TASK DETAILS ▸ Look through the records that follow. Copy every line containing the word "name".

START ENTRIES

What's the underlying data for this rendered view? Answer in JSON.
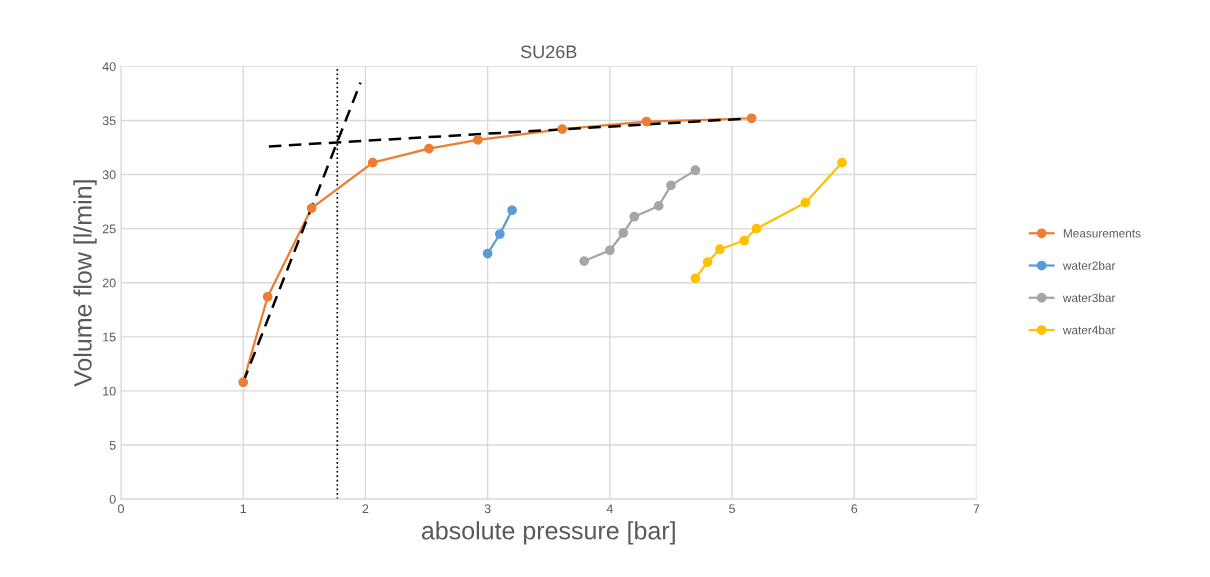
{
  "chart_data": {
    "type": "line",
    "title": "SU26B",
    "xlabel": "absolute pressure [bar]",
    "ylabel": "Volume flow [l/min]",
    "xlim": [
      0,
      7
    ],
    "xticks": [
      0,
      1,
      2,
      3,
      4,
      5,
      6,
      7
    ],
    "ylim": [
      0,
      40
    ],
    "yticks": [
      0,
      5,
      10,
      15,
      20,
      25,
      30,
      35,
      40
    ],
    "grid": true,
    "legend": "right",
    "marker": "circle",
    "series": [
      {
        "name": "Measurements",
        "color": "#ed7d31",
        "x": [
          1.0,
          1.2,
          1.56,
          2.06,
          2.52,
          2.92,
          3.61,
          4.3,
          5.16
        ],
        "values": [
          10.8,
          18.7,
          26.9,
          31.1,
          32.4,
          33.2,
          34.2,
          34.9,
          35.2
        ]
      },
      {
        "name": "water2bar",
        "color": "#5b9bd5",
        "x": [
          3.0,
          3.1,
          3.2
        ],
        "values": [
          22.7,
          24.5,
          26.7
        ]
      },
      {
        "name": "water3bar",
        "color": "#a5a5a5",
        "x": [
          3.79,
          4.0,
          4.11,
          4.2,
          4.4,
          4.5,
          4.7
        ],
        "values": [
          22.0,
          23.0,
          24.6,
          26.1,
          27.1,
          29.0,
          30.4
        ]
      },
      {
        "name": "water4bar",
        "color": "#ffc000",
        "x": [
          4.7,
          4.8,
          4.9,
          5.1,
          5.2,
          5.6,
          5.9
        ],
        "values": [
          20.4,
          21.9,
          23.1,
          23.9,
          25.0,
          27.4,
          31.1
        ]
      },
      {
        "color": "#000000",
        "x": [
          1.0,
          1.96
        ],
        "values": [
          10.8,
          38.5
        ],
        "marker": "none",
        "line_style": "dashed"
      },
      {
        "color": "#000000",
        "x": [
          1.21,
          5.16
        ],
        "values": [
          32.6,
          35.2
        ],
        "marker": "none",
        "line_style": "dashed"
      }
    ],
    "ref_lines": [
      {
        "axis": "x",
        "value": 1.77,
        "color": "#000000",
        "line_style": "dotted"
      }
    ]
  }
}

END ENTRIES

RESULT OF THE TASK ▸
        "name": "Measurements",
        "name": "water2bar",
        "name": "water3bar",
        "name": "water4bar",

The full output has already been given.